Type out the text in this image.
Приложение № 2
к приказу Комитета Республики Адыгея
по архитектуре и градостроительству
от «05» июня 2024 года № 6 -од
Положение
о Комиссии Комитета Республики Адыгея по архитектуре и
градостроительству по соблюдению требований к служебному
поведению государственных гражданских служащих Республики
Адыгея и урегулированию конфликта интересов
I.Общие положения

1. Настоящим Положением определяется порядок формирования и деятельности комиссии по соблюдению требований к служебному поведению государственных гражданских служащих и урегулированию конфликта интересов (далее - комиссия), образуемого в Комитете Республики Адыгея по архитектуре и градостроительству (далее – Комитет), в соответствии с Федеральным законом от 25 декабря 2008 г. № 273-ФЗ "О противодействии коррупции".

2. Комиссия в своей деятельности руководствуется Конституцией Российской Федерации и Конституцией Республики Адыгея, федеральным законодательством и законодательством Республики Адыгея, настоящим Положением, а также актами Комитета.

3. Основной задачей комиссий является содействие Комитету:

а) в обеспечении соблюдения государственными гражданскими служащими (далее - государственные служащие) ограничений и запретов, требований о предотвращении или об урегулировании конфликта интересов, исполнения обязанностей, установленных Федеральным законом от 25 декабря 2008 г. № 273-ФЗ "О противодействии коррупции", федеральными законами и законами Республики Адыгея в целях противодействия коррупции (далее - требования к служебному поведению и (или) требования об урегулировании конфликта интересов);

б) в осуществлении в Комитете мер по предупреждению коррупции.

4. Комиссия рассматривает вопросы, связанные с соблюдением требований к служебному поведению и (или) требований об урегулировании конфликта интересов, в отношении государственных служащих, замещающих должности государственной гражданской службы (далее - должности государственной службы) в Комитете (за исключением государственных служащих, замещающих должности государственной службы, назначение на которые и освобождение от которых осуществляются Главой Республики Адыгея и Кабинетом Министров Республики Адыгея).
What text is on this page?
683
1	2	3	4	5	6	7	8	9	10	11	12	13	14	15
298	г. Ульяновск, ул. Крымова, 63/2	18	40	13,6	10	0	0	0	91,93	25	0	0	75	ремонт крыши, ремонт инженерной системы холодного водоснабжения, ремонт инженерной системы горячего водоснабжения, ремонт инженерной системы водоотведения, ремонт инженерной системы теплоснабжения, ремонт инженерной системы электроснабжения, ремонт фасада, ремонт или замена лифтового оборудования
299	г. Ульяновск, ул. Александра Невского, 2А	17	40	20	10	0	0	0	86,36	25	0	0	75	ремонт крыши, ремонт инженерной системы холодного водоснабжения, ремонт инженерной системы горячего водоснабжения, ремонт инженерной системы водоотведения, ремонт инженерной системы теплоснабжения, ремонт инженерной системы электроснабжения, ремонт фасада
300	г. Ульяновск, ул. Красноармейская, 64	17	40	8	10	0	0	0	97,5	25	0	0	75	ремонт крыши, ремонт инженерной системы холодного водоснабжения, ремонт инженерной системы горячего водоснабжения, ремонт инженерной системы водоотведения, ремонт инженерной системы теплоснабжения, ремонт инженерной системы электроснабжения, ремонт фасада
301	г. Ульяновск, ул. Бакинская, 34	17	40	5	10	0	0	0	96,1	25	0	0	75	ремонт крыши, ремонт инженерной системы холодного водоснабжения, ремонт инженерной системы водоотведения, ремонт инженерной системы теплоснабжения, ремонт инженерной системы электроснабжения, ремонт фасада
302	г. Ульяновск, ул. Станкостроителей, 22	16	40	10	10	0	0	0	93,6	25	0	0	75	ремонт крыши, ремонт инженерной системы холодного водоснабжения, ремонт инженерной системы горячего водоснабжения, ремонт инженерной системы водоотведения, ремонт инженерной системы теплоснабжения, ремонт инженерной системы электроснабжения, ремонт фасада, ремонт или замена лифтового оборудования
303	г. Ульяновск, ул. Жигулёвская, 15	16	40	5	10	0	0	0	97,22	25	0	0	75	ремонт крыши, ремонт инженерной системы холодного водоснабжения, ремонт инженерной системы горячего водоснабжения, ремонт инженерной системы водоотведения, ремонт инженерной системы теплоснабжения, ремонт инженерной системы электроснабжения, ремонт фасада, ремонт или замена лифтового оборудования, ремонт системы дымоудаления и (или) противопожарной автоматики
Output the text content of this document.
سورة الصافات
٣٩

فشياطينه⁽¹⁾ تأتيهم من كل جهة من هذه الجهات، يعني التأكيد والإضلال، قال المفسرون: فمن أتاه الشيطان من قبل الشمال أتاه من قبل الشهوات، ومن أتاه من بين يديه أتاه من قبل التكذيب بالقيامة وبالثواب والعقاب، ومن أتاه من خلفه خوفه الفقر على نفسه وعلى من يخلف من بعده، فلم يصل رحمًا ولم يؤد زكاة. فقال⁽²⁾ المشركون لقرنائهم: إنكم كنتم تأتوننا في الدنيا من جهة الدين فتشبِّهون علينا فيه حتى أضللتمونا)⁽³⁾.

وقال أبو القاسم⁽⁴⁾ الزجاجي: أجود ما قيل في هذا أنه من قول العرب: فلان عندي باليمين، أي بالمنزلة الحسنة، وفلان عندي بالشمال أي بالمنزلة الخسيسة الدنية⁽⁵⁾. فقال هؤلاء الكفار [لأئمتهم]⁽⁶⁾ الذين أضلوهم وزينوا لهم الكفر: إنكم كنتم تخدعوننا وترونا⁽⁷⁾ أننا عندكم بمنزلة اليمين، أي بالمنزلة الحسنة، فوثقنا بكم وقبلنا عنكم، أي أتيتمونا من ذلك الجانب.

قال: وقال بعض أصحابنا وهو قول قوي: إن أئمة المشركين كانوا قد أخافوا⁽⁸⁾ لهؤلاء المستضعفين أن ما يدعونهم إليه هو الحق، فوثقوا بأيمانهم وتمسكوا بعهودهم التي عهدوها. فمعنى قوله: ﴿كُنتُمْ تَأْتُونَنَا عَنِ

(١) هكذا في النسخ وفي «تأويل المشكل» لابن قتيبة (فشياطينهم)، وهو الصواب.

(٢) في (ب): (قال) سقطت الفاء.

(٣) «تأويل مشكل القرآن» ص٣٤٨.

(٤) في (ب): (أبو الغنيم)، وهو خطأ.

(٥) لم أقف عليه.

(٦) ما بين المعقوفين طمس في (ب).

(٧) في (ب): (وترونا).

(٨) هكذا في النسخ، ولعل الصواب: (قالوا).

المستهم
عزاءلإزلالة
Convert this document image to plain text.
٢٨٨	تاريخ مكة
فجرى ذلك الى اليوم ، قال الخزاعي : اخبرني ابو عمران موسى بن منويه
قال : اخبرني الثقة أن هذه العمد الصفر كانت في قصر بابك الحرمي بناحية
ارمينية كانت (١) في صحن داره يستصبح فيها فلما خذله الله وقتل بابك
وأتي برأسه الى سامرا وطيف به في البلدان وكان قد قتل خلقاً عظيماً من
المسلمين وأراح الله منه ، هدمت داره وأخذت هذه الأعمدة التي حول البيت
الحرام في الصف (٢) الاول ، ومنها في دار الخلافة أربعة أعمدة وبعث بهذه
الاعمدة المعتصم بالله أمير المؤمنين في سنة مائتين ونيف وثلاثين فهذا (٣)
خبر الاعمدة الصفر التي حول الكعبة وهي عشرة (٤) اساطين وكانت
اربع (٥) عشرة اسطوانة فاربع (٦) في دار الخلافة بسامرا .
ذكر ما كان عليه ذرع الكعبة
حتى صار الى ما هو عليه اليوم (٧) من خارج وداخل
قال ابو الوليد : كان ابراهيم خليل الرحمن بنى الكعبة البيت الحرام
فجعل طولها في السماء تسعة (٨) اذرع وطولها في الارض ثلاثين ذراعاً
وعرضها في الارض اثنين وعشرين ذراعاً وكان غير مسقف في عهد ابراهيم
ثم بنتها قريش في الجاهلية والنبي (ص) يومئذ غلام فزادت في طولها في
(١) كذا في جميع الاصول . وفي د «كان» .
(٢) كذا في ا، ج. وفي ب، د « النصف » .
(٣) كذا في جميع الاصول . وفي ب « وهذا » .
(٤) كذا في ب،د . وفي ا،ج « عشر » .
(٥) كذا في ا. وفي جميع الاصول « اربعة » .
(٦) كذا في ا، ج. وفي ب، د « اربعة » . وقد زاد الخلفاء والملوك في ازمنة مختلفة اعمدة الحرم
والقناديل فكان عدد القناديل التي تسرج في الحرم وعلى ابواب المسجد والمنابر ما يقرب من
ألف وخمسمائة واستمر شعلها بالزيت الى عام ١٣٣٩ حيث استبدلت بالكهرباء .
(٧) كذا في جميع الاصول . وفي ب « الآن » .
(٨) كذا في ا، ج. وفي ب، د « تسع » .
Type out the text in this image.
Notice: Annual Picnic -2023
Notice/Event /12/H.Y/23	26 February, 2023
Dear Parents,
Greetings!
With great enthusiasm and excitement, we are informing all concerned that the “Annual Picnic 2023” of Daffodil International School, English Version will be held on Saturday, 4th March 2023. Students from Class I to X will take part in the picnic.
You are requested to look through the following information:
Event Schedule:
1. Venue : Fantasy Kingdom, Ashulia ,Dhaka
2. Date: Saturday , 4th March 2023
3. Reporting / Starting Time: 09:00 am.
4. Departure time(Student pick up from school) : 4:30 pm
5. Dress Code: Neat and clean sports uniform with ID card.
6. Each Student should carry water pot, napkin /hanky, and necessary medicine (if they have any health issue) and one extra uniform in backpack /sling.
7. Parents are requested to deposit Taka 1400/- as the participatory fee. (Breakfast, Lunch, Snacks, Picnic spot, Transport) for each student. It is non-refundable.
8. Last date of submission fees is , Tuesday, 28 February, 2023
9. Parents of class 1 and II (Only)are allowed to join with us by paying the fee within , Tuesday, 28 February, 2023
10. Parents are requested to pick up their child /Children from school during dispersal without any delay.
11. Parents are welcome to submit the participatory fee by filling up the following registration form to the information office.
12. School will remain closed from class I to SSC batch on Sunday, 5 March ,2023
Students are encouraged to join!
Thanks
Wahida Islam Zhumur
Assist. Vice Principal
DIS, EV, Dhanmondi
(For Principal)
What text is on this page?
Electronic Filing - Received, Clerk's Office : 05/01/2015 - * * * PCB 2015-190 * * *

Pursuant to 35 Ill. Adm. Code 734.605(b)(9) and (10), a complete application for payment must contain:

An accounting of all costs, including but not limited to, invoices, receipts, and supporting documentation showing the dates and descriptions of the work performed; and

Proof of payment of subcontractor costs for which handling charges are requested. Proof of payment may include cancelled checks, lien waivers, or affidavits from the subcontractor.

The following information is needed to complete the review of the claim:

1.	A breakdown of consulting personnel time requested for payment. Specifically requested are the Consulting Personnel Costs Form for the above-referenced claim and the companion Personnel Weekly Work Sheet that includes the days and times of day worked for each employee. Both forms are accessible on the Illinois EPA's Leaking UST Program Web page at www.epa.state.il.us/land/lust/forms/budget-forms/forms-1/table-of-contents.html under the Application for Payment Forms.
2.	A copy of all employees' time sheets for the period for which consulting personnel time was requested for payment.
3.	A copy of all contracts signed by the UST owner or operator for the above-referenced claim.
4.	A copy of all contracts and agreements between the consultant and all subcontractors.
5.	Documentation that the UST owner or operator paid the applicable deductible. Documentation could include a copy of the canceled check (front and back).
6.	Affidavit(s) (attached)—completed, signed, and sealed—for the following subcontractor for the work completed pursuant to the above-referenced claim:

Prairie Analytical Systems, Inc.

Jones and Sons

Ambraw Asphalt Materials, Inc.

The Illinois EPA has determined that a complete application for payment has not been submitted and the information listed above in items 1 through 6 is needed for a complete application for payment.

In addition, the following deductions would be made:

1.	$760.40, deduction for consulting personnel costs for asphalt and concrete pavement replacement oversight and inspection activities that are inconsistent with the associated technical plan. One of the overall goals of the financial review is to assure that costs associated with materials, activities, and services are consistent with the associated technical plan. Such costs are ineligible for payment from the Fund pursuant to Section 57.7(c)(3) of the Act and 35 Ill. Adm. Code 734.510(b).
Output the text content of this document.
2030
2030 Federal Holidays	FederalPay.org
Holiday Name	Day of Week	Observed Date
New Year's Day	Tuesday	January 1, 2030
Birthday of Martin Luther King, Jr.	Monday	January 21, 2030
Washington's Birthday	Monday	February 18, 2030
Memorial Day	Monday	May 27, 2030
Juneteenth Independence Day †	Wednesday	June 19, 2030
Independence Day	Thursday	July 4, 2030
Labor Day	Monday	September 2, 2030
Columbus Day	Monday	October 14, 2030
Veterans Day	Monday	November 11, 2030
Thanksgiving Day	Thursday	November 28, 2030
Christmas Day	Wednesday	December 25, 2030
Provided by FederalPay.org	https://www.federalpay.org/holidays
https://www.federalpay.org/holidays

+ + + + + + +

Stated goal => Report how many lines in the listing include the word "Wednesday". Give nothing but the count.

Final answer => 2